Figure data in JSON:
┄┄┄┄┄┄┄┄┄┄┄┄┄┄┄┄┄┄┄┄

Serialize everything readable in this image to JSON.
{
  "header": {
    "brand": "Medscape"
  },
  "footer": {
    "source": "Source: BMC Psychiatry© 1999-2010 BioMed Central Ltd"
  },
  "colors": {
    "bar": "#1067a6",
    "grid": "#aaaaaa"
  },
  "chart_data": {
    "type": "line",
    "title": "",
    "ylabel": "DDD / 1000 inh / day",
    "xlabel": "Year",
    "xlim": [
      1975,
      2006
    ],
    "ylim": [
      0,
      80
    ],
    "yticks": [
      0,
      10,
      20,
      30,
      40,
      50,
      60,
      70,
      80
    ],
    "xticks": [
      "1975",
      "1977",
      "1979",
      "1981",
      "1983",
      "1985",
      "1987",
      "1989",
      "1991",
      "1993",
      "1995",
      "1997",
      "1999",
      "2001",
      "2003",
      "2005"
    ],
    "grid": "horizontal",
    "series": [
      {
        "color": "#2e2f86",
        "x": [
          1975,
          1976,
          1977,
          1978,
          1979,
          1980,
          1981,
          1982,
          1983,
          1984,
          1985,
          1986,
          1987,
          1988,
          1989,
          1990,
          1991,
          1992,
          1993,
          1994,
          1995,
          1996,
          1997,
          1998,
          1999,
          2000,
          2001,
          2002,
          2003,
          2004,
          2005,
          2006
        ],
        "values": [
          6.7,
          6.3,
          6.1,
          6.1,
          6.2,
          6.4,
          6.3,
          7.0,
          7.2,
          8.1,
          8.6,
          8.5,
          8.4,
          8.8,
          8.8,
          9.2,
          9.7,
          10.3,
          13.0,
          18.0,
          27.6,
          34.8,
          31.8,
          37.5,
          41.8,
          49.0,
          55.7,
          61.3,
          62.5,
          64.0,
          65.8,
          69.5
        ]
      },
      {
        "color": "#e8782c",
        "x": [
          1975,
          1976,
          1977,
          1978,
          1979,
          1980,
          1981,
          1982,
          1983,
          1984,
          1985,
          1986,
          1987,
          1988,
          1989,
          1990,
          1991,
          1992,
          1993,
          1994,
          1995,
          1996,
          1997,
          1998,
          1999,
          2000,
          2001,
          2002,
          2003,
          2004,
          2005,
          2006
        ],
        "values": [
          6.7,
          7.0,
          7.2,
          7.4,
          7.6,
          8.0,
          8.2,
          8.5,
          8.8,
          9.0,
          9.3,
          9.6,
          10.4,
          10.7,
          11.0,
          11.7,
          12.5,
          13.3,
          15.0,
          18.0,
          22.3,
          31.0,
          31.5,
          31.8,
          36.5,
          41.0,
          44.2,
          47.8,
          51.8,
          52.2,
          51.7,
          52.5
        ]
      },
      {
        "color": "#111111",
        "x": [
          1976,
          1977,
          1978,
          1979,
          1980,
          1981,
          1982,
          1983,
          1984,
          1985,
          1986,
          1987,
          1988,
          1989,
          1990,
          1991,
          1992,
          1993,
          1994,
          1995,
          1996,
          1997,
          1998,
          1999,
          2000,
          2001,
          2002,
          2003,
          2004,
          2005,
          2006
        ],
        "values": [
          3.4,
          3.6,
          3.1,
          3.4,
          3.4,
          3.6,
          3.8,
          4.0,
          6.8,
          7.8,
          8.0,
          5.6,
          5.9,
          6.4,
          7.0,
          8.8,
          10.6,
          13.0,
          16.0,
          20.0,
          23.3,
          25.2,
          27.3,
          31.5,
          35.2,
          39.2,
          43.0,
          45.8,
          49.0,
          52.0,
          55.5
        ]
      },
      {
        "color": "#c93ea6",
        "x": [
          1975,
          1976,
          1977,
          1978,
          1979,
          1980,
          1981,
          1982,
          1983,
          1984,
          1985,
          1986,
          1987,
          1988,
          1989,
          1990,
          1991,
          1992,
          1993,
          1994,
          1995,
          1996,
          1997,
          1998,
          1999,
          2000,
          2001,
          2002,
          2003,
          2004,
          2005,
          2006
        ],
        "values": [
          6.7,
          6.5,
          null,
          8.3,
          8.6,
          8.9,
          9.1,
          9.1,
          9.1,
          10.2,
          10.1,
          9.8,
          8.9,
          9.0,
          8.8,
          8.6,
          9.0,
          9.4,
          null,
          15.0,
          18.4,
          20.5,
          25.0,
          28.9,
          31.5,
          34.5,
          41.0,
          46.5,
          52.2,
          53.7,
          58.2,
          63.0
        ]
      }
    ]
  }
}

┄┄┄┄┄┄┄┄┄┄┄┄┄┄┄┄┄┄┄┄

- _Stated problem_
Every record above should be copied exactly.

- _Response for this exercise_
Serialize everything readable in this image to JSON.
{
  "header": {
    "brand": "Medscape"
  },
  "footer": {
    "source": "Source: BMC Psychiatry© 1999-2010 BioMed Central Ltd"
  },
  "colors": {
    "bar": "#1067a6",
    "grid": "#aaaaaa"
  },
  "chart_data": {
    "type": "line",
    "title": "",
    "ylabel": "DDD / 1000 inh / day",
    "xlabel": "Year",
    "xlim": [
      1975,
      2006
    ],
    "ylim": [
      0,
      80
    ],
    "yticks": [
      0,
      10,
      20,
      30,
      40,
      50,
      60,
      70,
      80
    ],
    "xticks": [
      "1975",
      "1977",
      "1979",
      "1981",
      "1983",
      "1985",
      "1987",
      "1989",
      "1991",
      "1993",
      "1995",
      "1997",
      "1999",
      "2001",
      "2003",
      "2005"
    ],
    "grid": "horizontal",
    "series": [
      {
        "color": "#2e2f86",
        "x": [
          1975,
          1976,
          1977,
          1978,
          1979,
          1980,
          1981,
          1982,
          1983,
          1984,
          1985,
          1986,
          1987,
          1988,
          1989,
          1990,
          1991,
          1992,
          1993,
          1994,
          1995,
          1996,
          1997,
          1998,
          1999,
          2000,
          2001,
          2002,
          2003,
          2004,
          2005,
          2006
        ],
        "values": [
          6.7,
          6.3,
          6.1,
          6.1,
          6.2,
          6.4,
          6.3,
          7.0,
          7.2,
          8.1,
          8.6,
          8.5,
          8.4,
          8.8,
          8.8,
          9.2,
          9.7,
          10.3,
          13.0,
          18.0,
          27.6,
          34.8,
          31.8,
          37.5,
          41.8,
          49.0,
          55.7,
          61.3,
          62.5,
          64.0,
          65.8,
          69.5
        ]
      },
      {
        "color": "#e8782c",
        "x": [
          1975,
          1976,
          1977,
          1978,
          1979,
          1980,
          1981,
          1982,
          1983,
          1984,
          1985,
          1986,
          1987,
          1988,
          1989,
          1990,
          1991,
          1992,
          1993,
          1994,
          1995,
          1996,
          1997,
          1998,
          1999,
          2000,
          2001,
          2002,
          2003,
          2004,
          2005,
          2006
        ],
        "values": [
          6.7,
          7.0,
          7.2,
          7.4,
          7.6,
          8.0,
          8.2,
          8.5,
          8.8,
          9.0,
          9.3,
          9.6,
          10.4,
          10.7,
          11.0,
          11.7,
          12.5,
          13.3,
          15.0,
          18.0,
          22.3,
          31.0,
          31.5,
          31.8,
          36.5,
          41.0,
          44.2,
          47.8,
          51.8,
          52.2,
          51.7,
          52.5
        ]
      },
      {
        "color": "#111111",
        "x": [
          1976,
          1977,
          1978,
          1979,
          1980,
          1981,
          1982,
          1983,
          1984,
          1985,
          1986,
          1987,
          1988,
          1989,
          1990,
          1991,
          1992,
          1993,
          1994,
          1995,
          1996,
          1997,
          1998,
          1999,
          2000,
          2001,
          2002,
          2003,
          2004,
          2005,
          2006
        ],
        "values": [
          3.4,
          3.6,
          3.1,
          3.4,
          3.4,
          3.6,
          3.8,
          4.0,
          6.8,
          7.8,
          8.0,
          5.6,
          5.9,
          6.4,
          7.0,
          8.8,
          10.6,
          13.0,
          16.0,
          20.0,
          23.3,
          25.2,
          27.3,
          31.5,
          35.2,
          39.2,
          43.0,
          45.8,
          49.0,
          52.0,
          55.5
        ]
      },
      {
        "color": "#c93ea6",
        "x": [
          1975,
          1976,
          1977,
          1978,
          1979,
          1980,
          1981,
          1982,
          1983,
          1984,
          1985,
          1986,
          1987,
          1988,
          1989,
          1990,
          1991,
          1992,
          1993,
          1994,
          1995,
          1996,
          1997,
          1998,
          1999,
          2000,
          2001,
          2002,
          2003,
          2004,
          2005,
          2006
        ],
        "values": [
          6.7,
          6.5,
          null,
          8.3,
          8.6,
          8.9,
          9.1,
          9.1,
          9.1,
          10.2,
          10.1,
          9.8,
          8.9,
          9.0,
          8.8,
          8.6,
          9.0,
          9.4,
          null,
          15.0,
          18.4,
          20.5,
          25.0,
          28.9,
          31.5,
          34.5,
          41.0,
          46.5,
          52.2,
          53.7,
          58.2,
          63.0
        ]
      }
    ]
  }
}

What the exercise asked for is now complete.